== Problem to work on ==
The exercise asks you to copy every line below in which "structured" appears.
********************
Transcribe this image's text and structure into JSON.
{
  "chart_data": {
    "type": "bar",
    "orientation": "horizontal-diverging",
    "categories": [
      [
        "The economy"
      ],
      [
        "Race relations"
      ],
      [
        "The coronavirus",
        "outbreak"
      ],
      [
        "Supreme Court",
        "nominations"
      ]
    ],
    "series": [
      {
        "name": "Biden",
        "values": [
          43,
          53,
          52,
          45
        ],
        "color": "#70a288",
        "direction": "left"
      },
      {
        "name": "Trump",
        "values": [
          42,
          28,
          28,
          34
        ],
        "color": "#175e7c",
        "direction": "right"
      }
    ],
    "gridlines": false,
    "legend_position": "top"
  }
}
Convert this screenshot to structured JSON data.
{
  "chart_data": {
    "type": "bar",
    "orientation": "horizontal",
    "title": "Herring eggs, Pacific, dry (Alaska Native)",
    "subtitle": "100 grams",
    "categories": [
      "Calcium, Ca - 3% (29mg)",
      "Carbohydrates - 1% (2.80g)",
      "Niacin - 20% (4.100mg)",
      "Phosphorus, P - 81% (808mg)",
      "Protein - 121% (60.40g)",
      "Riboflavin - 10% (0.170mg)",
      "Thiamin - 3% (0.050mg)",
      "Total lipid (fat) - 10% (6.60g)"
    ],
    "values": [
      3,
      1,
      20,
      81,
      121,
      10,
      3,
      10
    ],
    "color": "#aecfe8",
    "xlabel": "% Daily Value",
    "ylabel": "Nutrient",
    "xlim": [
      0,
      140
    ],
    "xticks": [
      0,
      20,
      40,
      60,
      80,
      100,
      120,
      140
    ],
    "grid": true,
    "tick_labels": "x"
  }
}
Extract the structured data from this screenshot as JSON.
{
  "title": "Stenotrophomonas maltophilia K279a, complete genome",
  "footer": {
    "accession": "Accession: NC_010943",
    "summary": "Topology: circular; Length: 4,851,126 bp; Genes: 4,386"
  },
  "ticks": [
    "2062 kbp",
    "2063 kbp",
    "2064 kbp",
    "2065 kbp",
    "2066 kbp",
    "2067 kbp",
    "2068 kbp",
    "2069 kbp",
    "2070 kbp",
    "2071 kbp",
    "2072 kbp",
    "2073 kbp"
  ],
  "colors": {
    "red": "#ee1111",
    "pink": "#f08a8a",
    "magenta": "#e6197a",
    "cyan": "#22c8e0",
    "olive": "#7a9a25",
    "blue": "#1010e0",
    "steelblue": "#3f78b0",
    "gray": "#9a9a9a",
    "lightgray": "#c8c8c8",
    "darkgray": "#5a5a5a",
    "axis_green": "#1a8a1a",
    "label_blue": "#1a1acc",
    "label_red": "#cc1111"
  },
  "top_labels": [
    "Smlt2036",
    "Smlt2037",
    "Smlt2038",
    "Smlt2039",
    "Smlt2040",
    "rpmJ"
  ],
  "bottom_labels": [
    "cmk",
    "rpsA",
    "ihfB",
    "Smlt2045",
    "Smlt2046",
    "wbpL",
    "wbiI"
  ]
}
********************
== Task output ==
Convert this screenshot to structured JSON data.
Extract the structured data from this screenshot as JSON.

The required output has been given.